[Begin]
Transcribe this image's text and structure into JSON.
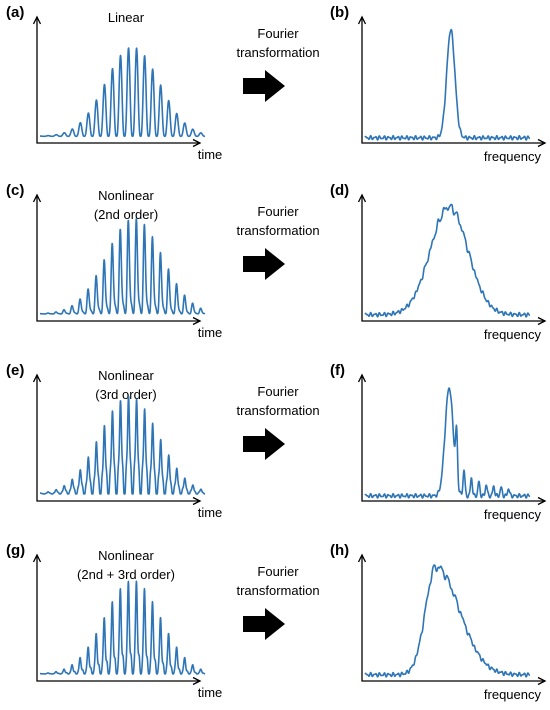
{
  "rows": [
    {
      "time_panel": {
        "label": "(a)",
        "title_lines": [
          "Linear"
        ],
        "xlabel": "time",
        "variant": "linear"
      },
      "transform_label_lines": [
        "Fourier",
        "transformation"
      ],
      "freq_panel": {
        "label": "(b)",
        "xlabel": "frequency",
        "variant": "narrow"
      }
    },
    {
      "time_panel": {
        "label": "(c)",
        "title_lines": [
          "Nonlinear",
          "(2nd order)"
        ],
        "xlabel": "time",
        "variant": "second"
      },
      "transform_label_lines": [
        "Fourier",
        "transformation"
      ],
      "freq_panel": {
        "label": "(d)",
        "xlabel": "frequency",
        "variant": "broad"
      }
    },
    {
      "time_panel": {
        "label": "(e)",
        "title_lines": [
          "Nonlinear",
          "(3rd order)"
        ],
        "xlabel": "time",
        "variant": "third"
      },
      "transform_label_lines": [
        "Fourier",
        "transformation"
      ],
      "freq_panel": {
        "label": "(f)",
        "xlabel": "frequency",
        "variant": "sidebands"
      }
    },
    {
      "time_panel": {
        "label": "(g)",
        "title_lines": [
          "Nonlinear",
          "(2nd + 3rd order)"
        ],
        "xlabel": "time",
        "variant": "both"
      },
      "transform_label_lines": [
        "Fourier",
        "transformation"
      ],
      "freq_panel": {
        "label": "(h)",
        "xlabel": "frequency",
        "variant": "skewed"
      }
    }
  ],
  "colors": {
    "signal": "#2e75b6",
    "axis": "#000000",
    "arrow": "#000000"
  },
  "icons": {
    "transform_arrow": "right-arrow-icon"
  }
}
[End]
- _Given problem_:
Retype the whole listing, keeping every line identical and omitting all pictures.

- _Final result_:
Transcribe this image's text and structure into JSON.
{
  "rows": [
    {
      "time_panel": {
        "label": "(a)",
        "title_lines": [
          "Linear"
        ],
        "xlabel": "time",
        "variant": "linear"
      },
      "transform_label_lines": [
        "Fourier",
        "transformation"
      ],
      "freq_panel": {
        "label": "(b)",
        "xlabel": "frequency",
        "variant": "narrow"
      }
    },
    {
      "time_panel": {
        "label": "(c)",
        "title_lines": [
          "Nonlinear",
          "(2nd order)"
        ],
        "xlabel": "time",
        "variant": "second"
      },
      "transform_label_lines": [
        "Fourier",
        "transformation"
      ],
      "freq_panel": {
        "label": "(d)",
        "xlabel": "frequency",
        "variant": "broad"
      }
    },
    {
      "time_panel": {
        "label": "(e)",
        "title_lines": [
          "Nonlinear",
          "(3rd order)"
        ],
        "xlabel": "time",
        "variant": "third"
      },
      "transform_label_lines": [
        "Fourier",
        "transformation"
      ],
      "freq_panel": {
        "label": "(f)",
        "xlabel": "frequency",
        "variant": "sidebands"
      }
    },
    {
      "time_panel": {
        "label": "(g)",
        "title_lines": [
          "Nonlinear",
          "(2nd + 3rd order)"
        ],
        "xlabel": "time",
        "variant": "both"
      },
      "transform_label_lines": [
        "Fourier",
        "transformation"
      ],
      "freq_panel": {
        "label": "(h)",
        "xlabel": "frequency",
        "variant": "skewed"
      }
    }
  ],
  "colors": {
    "signal": "#2e75b6",
    "axis": "#000000",
    "arrow": "#000000"
  },
  "icons": {
    "transform_arrow": "right-arrow-icon"
  }
}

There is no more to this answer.